### WORK TO COMPLETE
Exactly the lines from the one containing "Enumerate this screenshot's" through the final line of the listing are to be retyped, and nothing more.

### INPUT RECORDS
* * * *
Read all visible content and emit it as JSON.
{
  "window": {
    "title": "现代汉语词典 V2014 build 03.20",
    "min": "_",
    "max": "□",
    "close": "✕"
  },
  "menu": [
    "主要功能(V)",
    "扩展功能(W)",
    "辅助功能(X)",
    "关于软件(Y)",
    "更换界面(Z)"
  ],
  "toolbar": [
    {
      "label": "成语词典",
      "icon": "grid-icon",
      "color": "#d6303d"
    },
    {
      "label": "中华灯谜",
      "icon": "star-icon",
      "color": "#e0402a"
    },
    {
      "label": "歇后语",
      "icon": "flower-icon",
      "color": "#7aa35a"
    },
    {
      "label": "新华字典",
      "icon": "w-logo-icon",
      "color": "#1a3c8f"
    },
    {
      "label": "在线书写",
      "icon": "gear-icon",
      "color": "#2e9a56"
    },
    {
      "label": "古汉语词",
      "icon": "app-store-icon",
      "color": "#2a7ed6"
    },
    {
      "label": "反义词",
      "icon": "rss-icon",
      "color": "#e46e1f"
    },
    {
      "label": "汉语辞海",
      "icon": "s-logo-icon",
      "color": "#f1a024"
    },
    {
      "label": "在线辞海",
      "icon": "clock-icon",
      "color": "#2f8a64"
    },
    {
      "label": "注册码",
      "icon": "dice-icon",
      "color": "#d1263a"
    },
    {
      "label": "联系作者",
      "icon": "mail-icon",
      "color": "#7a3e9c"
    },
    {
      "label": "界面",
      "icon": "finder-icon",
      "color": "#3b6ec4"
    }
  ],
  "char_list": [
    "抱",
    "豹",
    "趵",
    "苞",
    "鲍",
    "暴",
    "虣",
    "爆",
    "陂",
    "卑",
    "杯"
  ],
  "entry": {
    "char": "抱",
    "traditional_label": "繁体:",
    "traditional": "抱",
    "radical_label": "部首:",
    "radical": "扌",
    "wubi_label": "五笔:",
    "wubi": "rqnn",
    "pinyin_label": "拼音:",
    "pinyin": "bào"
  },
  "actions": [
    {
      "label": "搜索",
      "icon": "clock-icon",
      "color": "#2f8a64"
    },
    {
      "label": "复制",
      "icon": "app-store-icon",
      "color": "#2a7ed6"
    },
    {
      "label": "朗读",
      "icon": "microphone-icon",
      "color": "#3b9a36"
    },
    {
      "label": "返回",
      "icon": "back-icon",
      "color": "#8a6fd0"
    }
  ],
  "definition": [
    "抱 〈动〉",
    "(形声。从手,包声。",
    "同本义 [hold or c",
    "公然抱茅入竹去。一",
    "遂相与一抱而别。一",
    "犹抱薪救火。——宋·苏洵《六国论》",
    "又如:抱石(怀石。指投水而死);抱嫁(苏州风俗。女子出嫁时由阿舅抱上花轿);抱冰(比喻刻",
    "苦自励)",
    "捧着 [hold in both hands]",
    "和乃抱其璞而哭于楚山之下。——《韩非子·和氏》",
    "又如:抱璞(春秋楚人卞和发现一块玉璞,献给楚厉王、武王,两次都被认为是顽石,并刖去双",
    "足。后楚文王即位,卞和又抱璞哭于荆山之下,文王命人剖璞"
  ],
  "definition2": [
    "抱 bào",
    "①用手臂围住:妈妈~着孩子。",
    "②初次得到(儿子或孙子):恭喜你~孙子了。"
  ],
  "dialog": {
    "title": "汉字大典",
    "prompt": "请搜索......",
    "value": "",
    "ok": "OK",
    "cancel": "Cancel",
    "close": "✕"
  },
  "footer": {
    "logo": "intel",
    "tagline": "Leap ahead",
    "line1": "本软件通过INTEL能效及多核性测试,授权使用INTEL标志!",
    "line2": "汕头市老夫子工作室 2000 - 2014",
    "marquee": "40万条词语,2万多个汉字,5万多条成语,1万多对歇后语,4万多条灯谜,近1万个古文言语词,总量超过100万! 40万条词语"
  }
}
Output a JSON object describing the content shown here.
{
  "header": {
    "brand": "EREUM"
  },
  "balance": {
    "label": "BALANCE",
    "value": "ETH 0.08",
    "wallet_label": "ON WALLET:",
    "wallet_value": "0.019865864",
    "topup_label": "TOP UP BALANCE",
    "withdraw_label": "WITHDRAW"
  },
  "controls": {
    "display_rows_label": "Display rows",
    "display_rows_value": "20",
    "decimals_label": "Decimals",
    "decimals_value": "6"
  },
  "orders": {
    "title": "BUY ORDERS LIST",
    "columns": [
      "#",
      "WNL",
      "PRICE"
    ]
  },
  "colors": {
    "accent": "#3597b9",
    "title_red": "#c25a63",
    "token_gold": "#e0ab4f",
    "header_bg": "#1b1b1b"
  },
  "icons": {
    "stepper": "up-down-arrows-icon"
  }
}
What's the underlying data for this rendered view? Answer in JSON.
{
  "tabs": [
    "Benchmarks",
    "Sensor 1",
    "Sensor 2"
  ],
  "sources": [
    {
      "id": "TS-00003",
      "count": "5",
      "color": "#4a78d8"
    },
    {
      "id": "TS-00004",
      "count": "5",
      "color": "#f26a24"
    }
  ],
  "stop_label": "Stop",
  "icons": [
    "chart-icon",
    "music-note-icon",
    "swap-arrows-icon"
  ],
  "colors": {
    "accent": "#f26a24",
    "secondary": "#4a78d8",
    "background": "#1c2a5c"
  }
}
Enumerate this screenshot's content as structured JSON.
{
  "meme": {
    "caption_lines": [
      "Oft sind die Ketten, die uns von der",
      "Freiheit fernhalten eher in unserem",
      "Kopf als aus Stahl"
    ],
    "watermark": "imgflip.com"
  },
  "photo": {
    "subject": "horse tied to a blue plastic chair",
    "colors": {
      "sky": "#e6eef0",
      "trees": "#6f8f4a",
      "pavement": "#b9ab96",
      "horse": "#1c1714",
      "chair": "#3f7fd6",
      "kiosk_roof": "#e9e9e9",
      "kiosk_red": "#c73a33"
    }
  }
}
* * * *
### RESPONSE
Enumerate this screenshot's content as structured JSON.
{
  "meme": {
    "caption_lines": [
      "Oft sind die Ketten, die uns von der",
      "Freiheit fernhalten eher in unserem",
      "Kopf als aus Stahl"
    ],
    "watermark": "imgflip.com"
  },
  "photo": {
    "subject": "horse tied to a blue plastic chair",
    "colors": {
      "sky": "#e6eef0",
      "trees": "#6f8f4a",
      "pavement": "#b9ab96",
      "horse": "#1c1714",
      "chair": "#3f7fd6",
      "kiosk_roof": "#e9e9e9",
      "kiosk_red": "#c73a33"
    }
  }
}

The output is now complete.